● **Task data**:

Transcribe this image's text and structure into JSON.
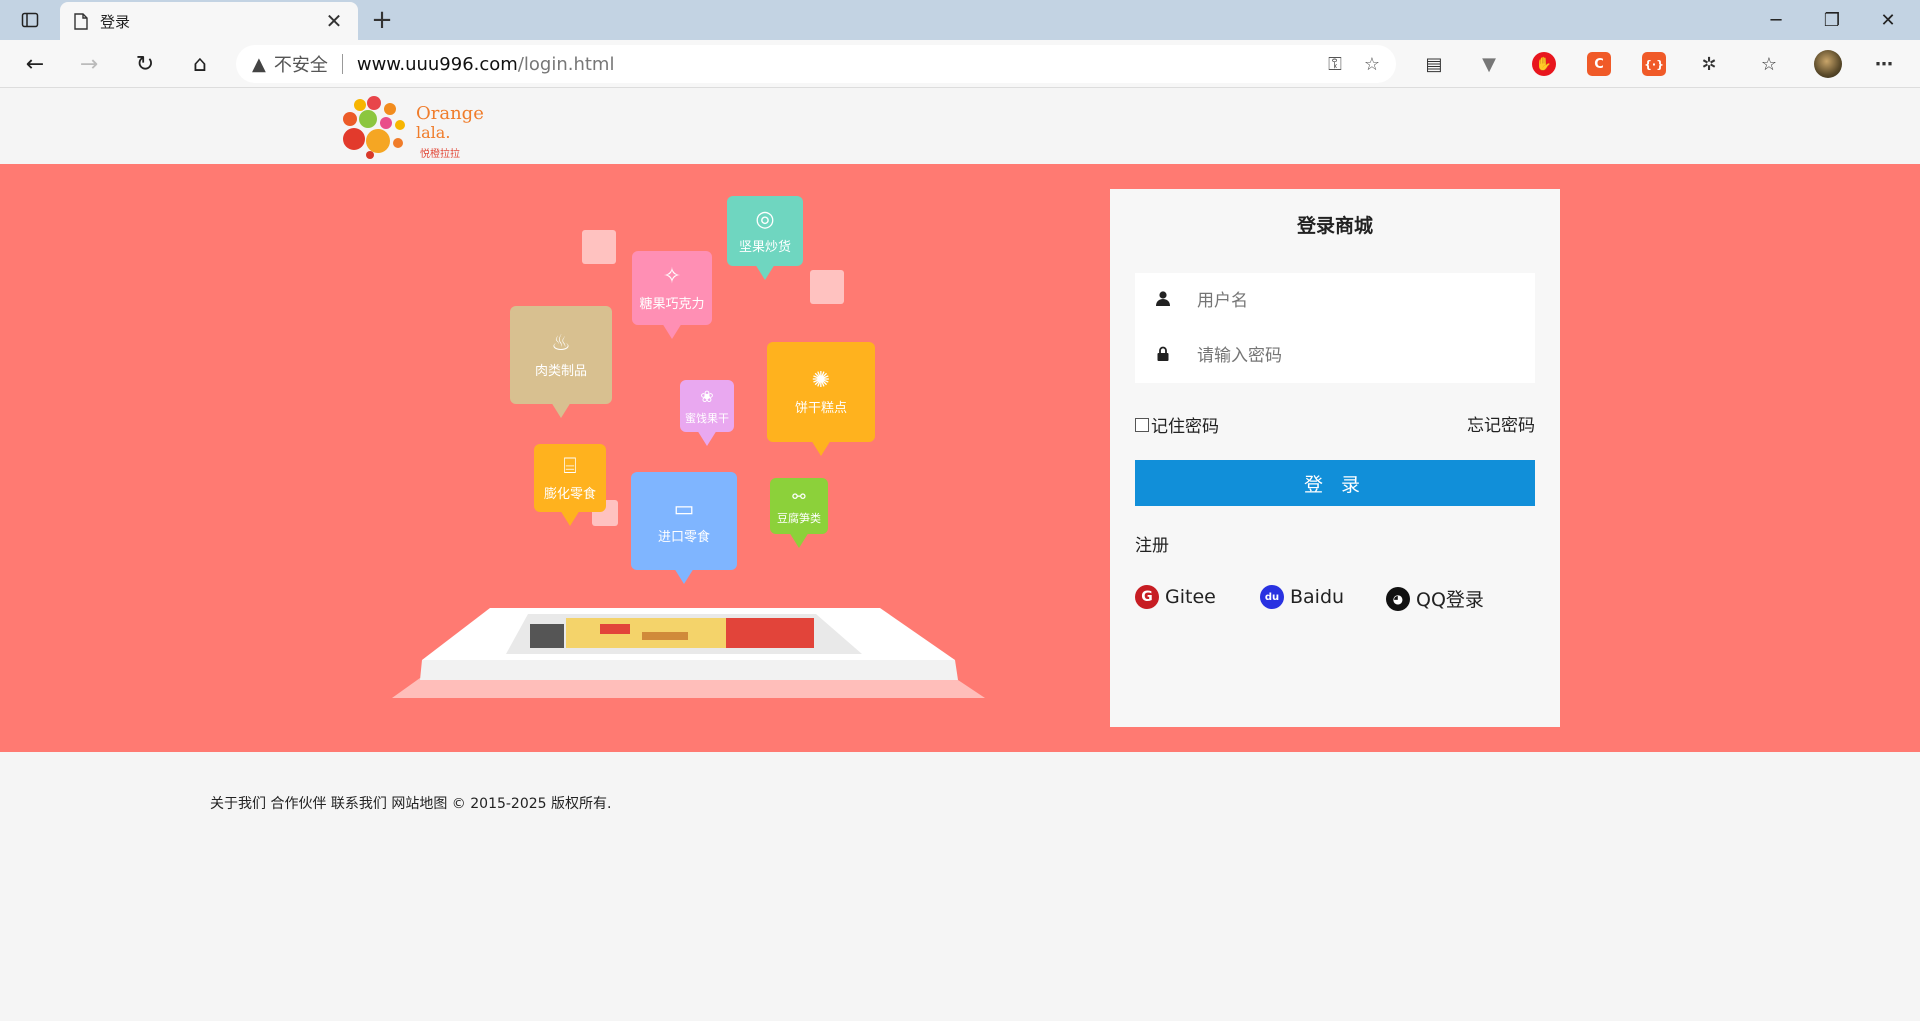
{
  "browser": {
    "tab_title": "登录",
    "url_warning": "不安全",
    "url_host": "www.uuu996.com",
    "url_path": "/login.html"
  },
  "logo": {
    "line1": "Orange",
    "line2": "lala.",
    "line3": "悦橙拉拉"
  },
  "illustration": {
    "categories": [
      {
        "label": "坚果炒货",
        "color": "#6fd6c0",
        "icon": "nut-icon"
      },
      {
        "label": "糖果巧克力",
        "color": "#ff8fb4",
        "icon": "candy-icon"
      },
      {
        "label": "肉类制品",
        "color": "#d8c090",
        "icon": "drumstick-icon"
      },
      {
        "label": "蜜饯果干",
        "color": "#e9a8f0",
        "icon": "fruit-icon"
      },
      {
        "label": "饼干糕点",
        "color": "#ffb21e",
        "icon": "cookie-icon"
      },
      {
        "label": "膨化零食",
        "color": "#ffb21e",
        "icon": "snack-icon"
      },
      {
        "label": "进口零食",
        "color": "#7fb5ff",
        "icon": "import-icon"
      },
      {
        "label": "豆腐笋类",
        "color": "#8cd13a",
        "icon": "tofu-icon"
      }
    ]
  },
  "login": {
    "title": "登录商城",
    "username_placeholder": "用户名",
    "password_placeholder": "请输入密码",
    "remember_label": "记住密码",
    "forgot_label": "忘记密码",
    "submit_label": "登 录",
    "register_label": "注册",
    "social": [
      {
        "label": "Gitee",
        "color": "#c71d23",
        "icon": "gitee-icon"
      },
      {
        "label": "Baidu",
        "color": "#2932e1",
        "icon": "baidu-icon"
      },
      {
        "label": "QQ登录",
        "color": "#111111",
        "icon": "qq-icon"
      }
    ]
  },
  "footer": {
    "text": "关于我们 合作伙伴 联系我们 网站地图 © 2015-2025 版权所有."
  },
  "colors": {
    "banner": "#ff7a72",
    "login_button": "#118fd9"
  }
}
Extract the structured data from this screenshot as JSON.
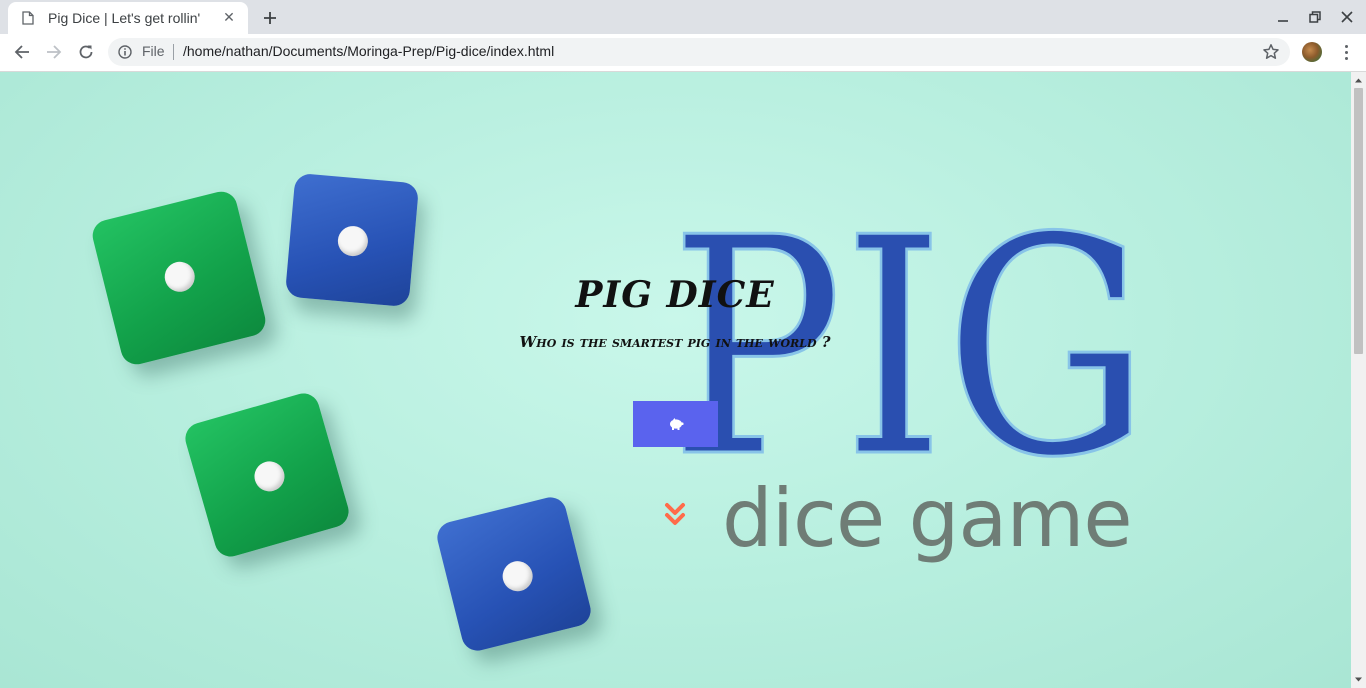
{
  "browser": {
    "tab_title": "Pig Dice | Let's get rollin'",
    "tab_close": "✕",
    "new_tab": "+",
    "omnibox": {
      "scheme_label": "File",
      "url": "/home/nathan/Documents/Moringa-Prep/Pig-dice/index.html"
    }
  },
  "page": {
    "title": "PIG DICE",
    "subtitle": "Who is the smartest pig in the world ?",
    "background_art": {
      "big_word": "PIG",
      "tagline": "dice game"
    },
    "play_button_icon": "piggy-bank-icon",
    "scroll_hint_icon": "double-chevron-down-icon"
  },
  "colors": {
    "play_button": "#5a63ee",
    "scroll_hint": "#ff6b4a",
    "pig_letters": "#2a4fb0",
    "background": "#c4f3e6"
  }
}
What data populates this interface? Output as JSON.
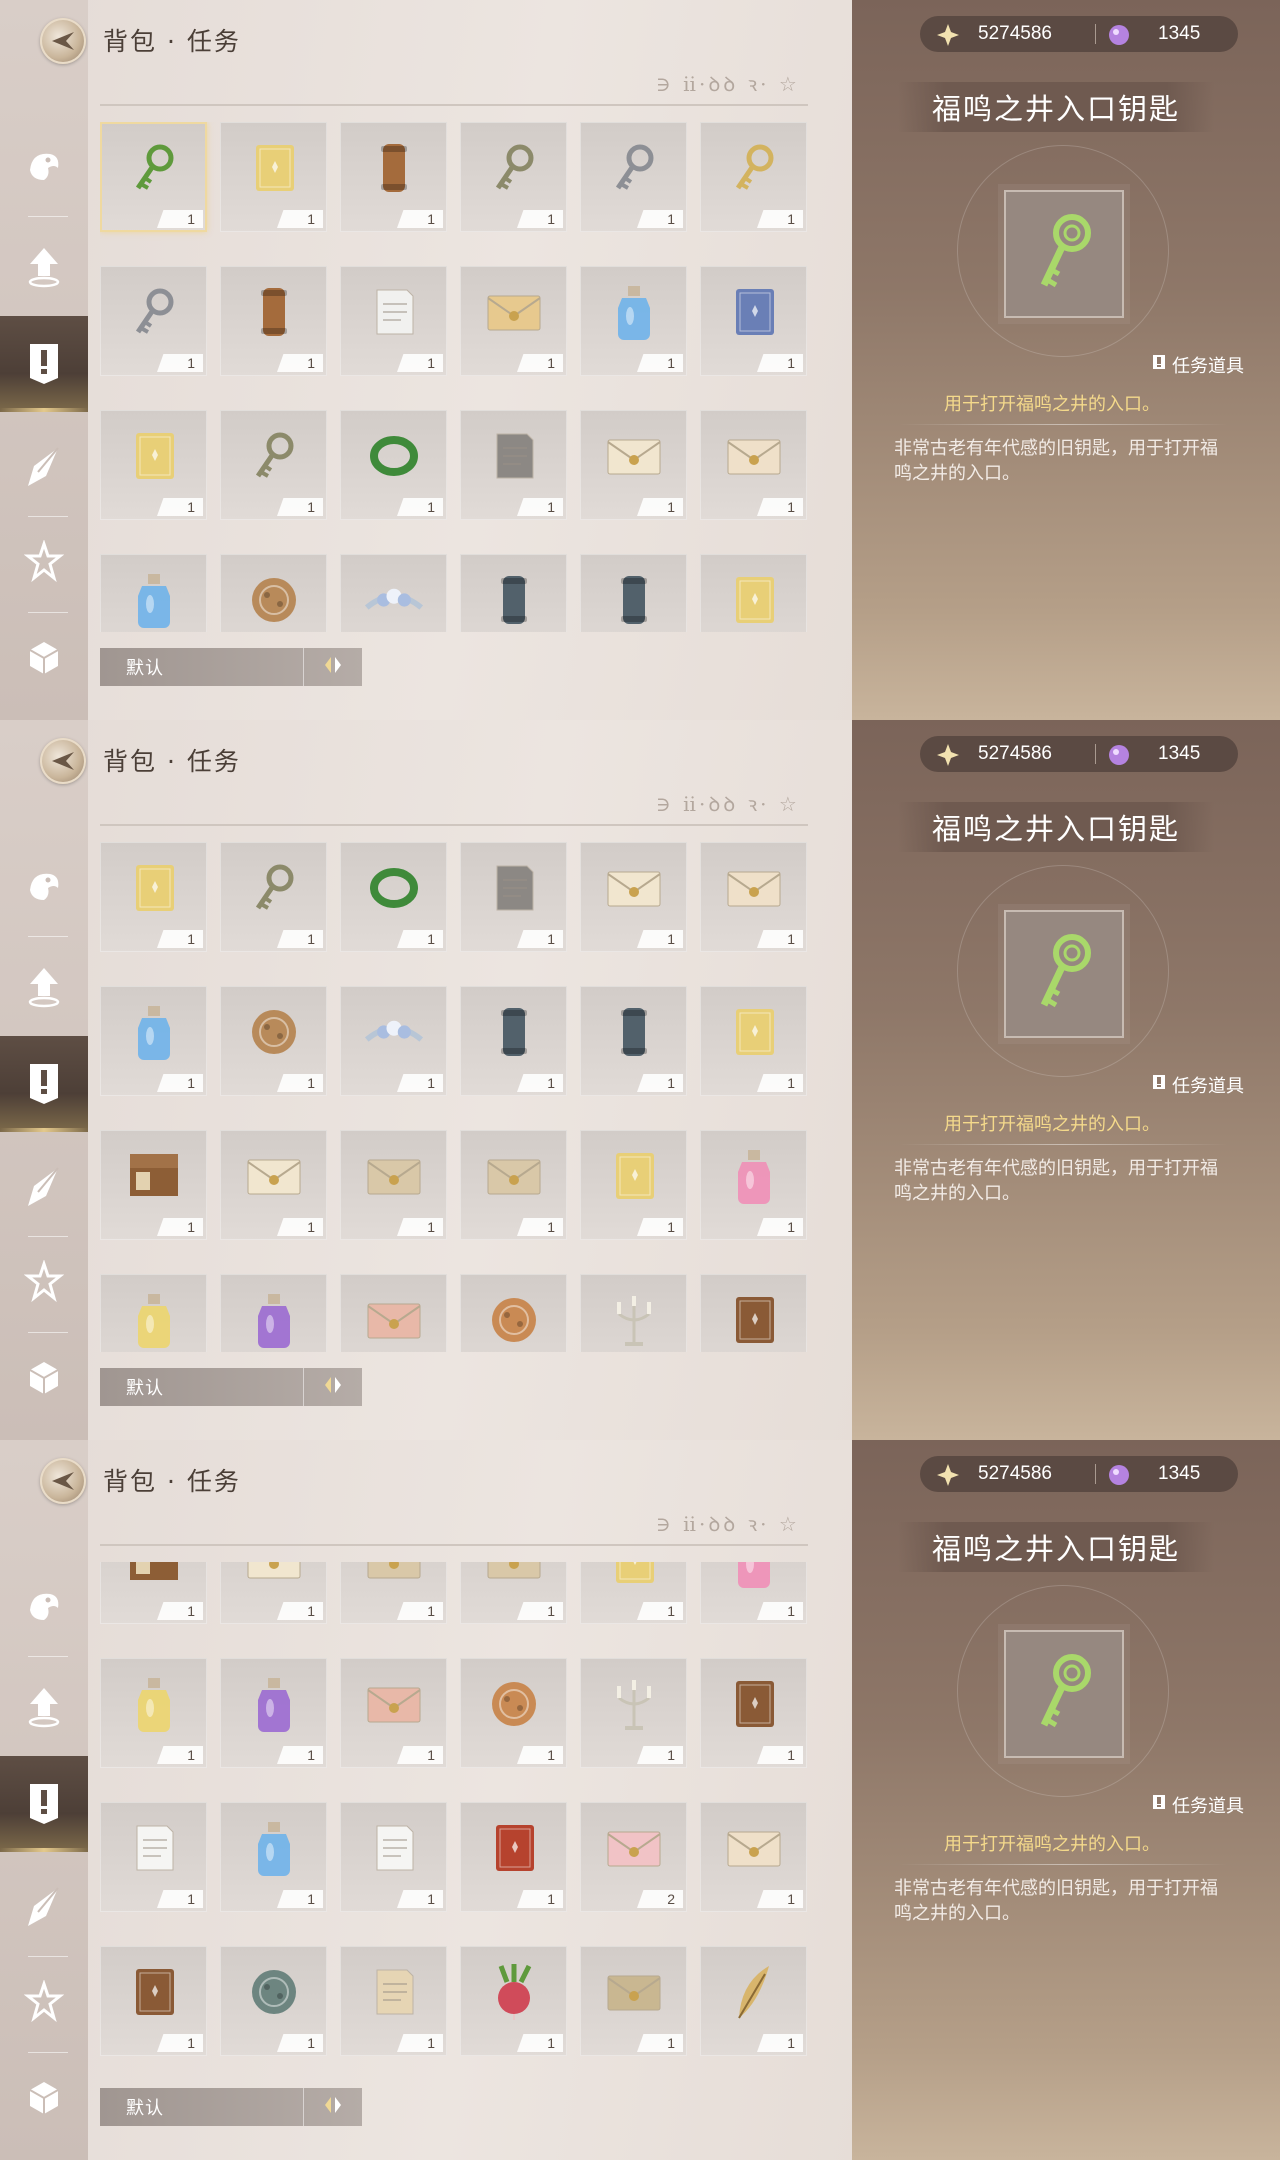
{
  "header": {
    "title": "背包 · 任务",
    "runes": "∋ ⅱ·ꝺꝺ ꝛ· ☆"
  },
  "currency": {
    "gold": "5274586",
    "gems": "1345"
  },
  "detail": {
    "name": "福鸣之井入口钥匙",
    "tag": "任务道具",
    "usage": "用于打开福鸣之井的入口。",
    "description": "非常古老有年代感的旧钥匙，用于打开福鸣之井的入口。"
  },
  "sort": {
    "label": "默认"
  },
  "sidebar": {
    "items": [
      "shell-icon",
      "upload-arrow-icon",
      "quest-exclamation-icon",
      "crystal-feather-icon",
      "star-sparkle-icon",
      "cube-icon"
    ]
  },
  "colors": {
    "accent_gold": "#f4d98b",
    "panel_brown": "#7b6459",
    "slot_bg": "#d8d2ce"
  },
  "panels": [
    {
      "items": [
        {
          "icon": "green-key-icon",
          "qty": "1",
          "selected": true
        },
        {
          "icon": "yellow-book-icon",
          "qty": "1"
        },
        {
          "icon": "scroll-case-icon",
          "qty": "1"
        },
        {
          "icon": "ornate-key-icon",
          "qty": "1"
        },
        {
          "icon": "silver-key-icon",
          "qty": "1"
        },
        {
          "icon": "gold-key-icon",
          "qty": "1"
        },
        {
          "icon": "silver-key-icon",
          "qty": "1"
        },
        {
          "icon": "scroll-case-icon",
          "qty": "1"
        },
        {
          "icon": "white-cloth-icon",
          "qty": "1"
        },
        {
          "icon": "letter-icon",
          "qty": "1"
        },
        {
          "icon": "blue-bottle-icon",
          "qty": "1"
        },
        {
          "icon": "blue-book-icon",
          "qty": "1"
        },
        {
          "icon": "yellow-book-icon",
          "qty": "1"
        },
        {
          "icon": "ornate-key-icon",
          "qty": "1"
        },
        {
          "icon": "green-ring-icon",
          "qty": "1"
        },
        {
          "icon": "gray-paper-icon",
          "qty": "1"
        },
        {
          "icon": "sealed-envelope-icon",
          "qty": "1"
        },
        {
          "icon": "envelope-letter-icon",
          "qty": "1"
        },
        {
          "icon": "blue-bottle-icon",
          "qty": ""
        },
        {
          "icon": "wax-medallion-icon",
          "qty": ""
        },
        {
          "icon": "flower-crown-icon",
          "qty": ""
        },
        {
          "icon": "dark-scroll-icon",
          "qty": ""
        },
        {
          "icon": "dark-scroll-icon",
          "qty": ""
        },
        {
          "icon": "yellow-book-icon",
          "qty": ""
        }
      ]
    },
    {
      "items": [
        {
          "icon": "yellow-book-icon",
          "qty": "1"
        },
        {
          "icon": "ornate-key-icon",
          "qty": "1"
        },
        {
          "icon": "green-ring-icon",
          "qty": "1"
        },
        {
          "icon": "gray-paper-icon",
          "qty": "1"
        },
        {
          "icon": "sealed-envelope-icon",
          "qty": "1"
        },
        {
          "icon": "envelope-letter-icon",
          "qty": "1"
        },
        {
          "icon": "blue-bottle-icon",
          "qty": "1"
        },
        {
          "icon": "wax-medallion-icon",
          "qty": "1"
        },
        {
          "icon": "flower-crown-icon",
          "qty": "1"
        },
        {
          "icon": "dark-scroll-icon",
          "qty": "1"
        },
        {
          "icon": "dark-scroll-icon",
          "qty": "1"
        },
        {
          "icon": "yellow-book-icon",
          "qty": "1"
        },
        {
          "icon": "wooden-box-icon",
          "qty": "1"
        },
        {
          "icon": "sealed-envelope-icon",
          "qty": "1"
        },
        {
          "icon": "folded-letter-icon",
          "qty": "1"
        },
        {
          "icon": "folded-letter-icon",
          "qty": "1"
        },
        {
          "icon": "yellow-book-icon",
          "qty": "1"
        },
        {
          "icon": "pink-jar-icon",
          "qty": "1"
        },
        {
          "icon": "yellow-jar-icon",
          "qty": ""
        },
        {
          "icon": "purple-jar-icon",
          "qty": ""
        },
        {
          "icon": "photo-card-icon",
          "qty": ""
        },
        {
          "icon": "cake-icon",
          "qty": ""
        },
        {
          "icon": "candelabra-icon",
          "qty": ""
        },
        {
          "icon": "brown-book-icon",
          "qty": ""
        }
      ]
    },
    {
      "items": [
        {
          "icon": "wooden-box-icon",
          "qty": "1"
        },
        {
          "icon": "sealed-envelope-icon",
          "qty": "1"
        },
        {
          "icon": "folded-letter-icon",
          "qty": "1"
        },
        {
          "icon": "folded-letter-icon",
          "qty": "1"
        },
        {
          "icon": "yellow-book-icon",
          "qty": "1"
        },
        {
          "icon": "pink-jar-icon",
          "qty": "1"
        },
        {
          "icon": "yellow-jar-icon",
          "qty": "1"
        },
        {
          "icon": "purple-jar-icon",
          "qty": "1"
        },
        {
          "icon": "photo-card-icon",
          "qty": "1"
        },
        {
          "icon": "cake-icon",
          "qty": "1"
        },
        {
          "icon": "candelabra-icon",
          "qty": "1"
        },
        {
          "icon": "brown-book-icon",
          "qty": "1"
        },
        {
          "icon": "paper-sheet-icon",
          "qty": "1"
        },
        {
          "icon": "blue-bottle-icon",
          "qty": "1"
        },
        {
          "icon": "paper-sheet-icon",
          "qty": "1"
        },
        {
          "icon": "red-book-icon",
          "qty": "1"
        },
        {
          "icon": "pink-card-icon",
          "qty": "2"
        },
        {
          "icon": "envelope-letter-icon",
          "qty": "1"
        },
        {
          "icon": "brown-book-icon",
          "qty": "1"
        },
        {
          "icon": "compass-icon",
          "qty": "1"
        },
        {
          "icon": "handwritten-note-icon",
          "qty": "1"
        },
        {
          "icon": "radish-icon",
          "qty": "1"
        },
        {
          "icon": "silhouette-card-icon",
          "qty": "1"
        },
        {
          "icon": "feather-quill-icon",
          "qty": "1"
        }
      ]
    }
  ]
}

● **Stated exercise**:
Identify the lines above with the word "html". Copy them.

● **Answer to the task**:
    "url_path": "/login.html"
      "url": "/home/nathan/Documents/Moringa-Prep/Pig-dice/index.html"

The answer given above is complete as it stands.